• GIVEN RECORDS:
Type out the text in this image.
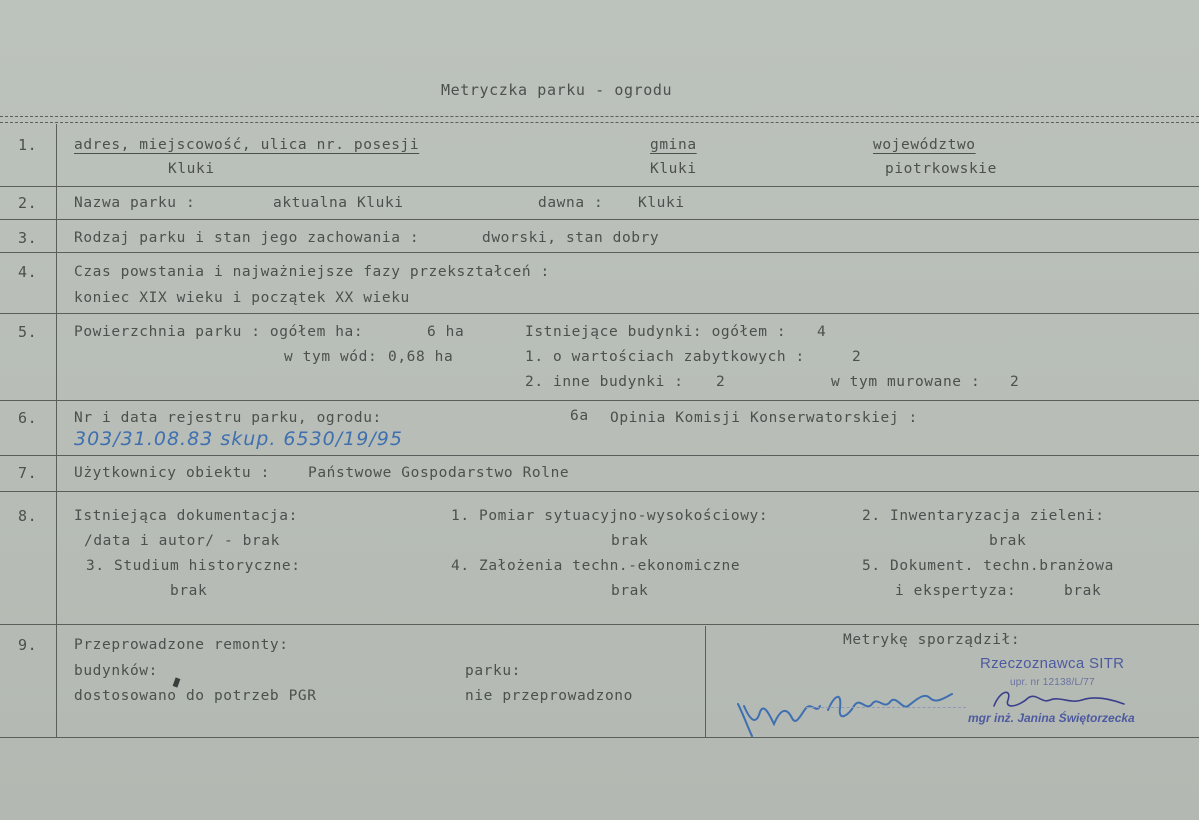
Metryczka parku - ogrodu
1.	adres, miejscowość, ulica nr. posesji
Kluki
gmina
Kluki
województwo
piotrkowskie
2.	Nazwa parku :	aktualna Kluki	dawna : Kluki
3.	Rodzaj parku i stan jego zachowania :	dworski, stan dobry
4.	Czas powstania i najważniejsze fazy przekształceń :
koniec XIX wieku i początek XX wieku
5.	Powierzchnia parku : ogółem ha:	6 ha
w tym wód: 0,68 ha
Istniejące budynki: ogółem : 4
1. o wartościach zabytkowych :	2
2. inne budynki : 2	w tym murowane : 2
6.	Nr i data rejestru parku, ogrodu:
303/31.08.83 skup. 6530/19/95
6a Opinia Komisji Konserwatorskiej :
7.	Użytkownicy obiektu :	Państwowe Gospodarstwo Rolne
8.	Istniejąca dokumentacja:
/data i autor/ - brak
1. Pomiar sytuacyjno-wysokościowy:
brak
2. Inwentaryzacja zieleni:
brak
3. Studium historyczne:
brak
4. Założenia techn.-ekonomiczne
brak
5. Dokument. techn.branżowa
i ekspertyza:	brak
9.	Przeprowadzone remonty:
budynków:
dostosowano do potrzeb PGR
parku:
nie przeprowadzono
Metrykę sporządził:
Rzeczoznawca SITR
upr. nr 12138/L/77
mgr inż. Janina Świętorzecka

• THE TASK: Write out the listing above exactly as it stands, pictures excluded.

• PROBLEM SOLUTION:
Type out the text in this image.
Metryczka parku - ogrodu
1.	adres, miejscowość, ulica nr. posesji
Kluki
gmina
Kluki
województwo
piotrkowskie
2.	Nazwa parku :	aktualna Kluki	dawna : Kluki
3.	Rodzaj parku i stan jego zachowania :	dworski, stan dobry
4.	Czas powstania i najważniejsze fazy przekształceń :
koniec XIX wieku i początek XX wieku
5.	Powierzchnia parku : ogółem ha:	6 ha
w tym wód: 0,68 ha
Istniejące budynki: ogółem : 4
1. o wartościach zabytkowych :	2
2. inne budynki : 2	w tym murowane : 2
6.	Nr i data rejestru parku, ogrodu:
303/31.08.83 skup. 6530/19/95
6a Opinia Komisji Konserwatorskiej :
7.	Użytkownicy obiektu :	Państwowe Gospodarstwo Rolne
8.	Istniejąca dokumentacja:
/data i autor/ - brak
1. Pomiar sytuacyjno-wysokościowy:
brak
2. Inwentaryzacja zieleni:
brak
3. Studium historyczne:
brak
4. Założenia techn.-ekonomiczne
brak
5. Dokument. techn.branżowa
i ekspertyza:	brak
9.	Przeprowadzone remonty:
budynków:
dostosowano do potrzeb PGR
parku:
nie przeprowadzono
Metrykę sporządził:
Rzeczoznawca SITR
upr. nr 12138/L/77
mgr inż. Janina Świętorzecka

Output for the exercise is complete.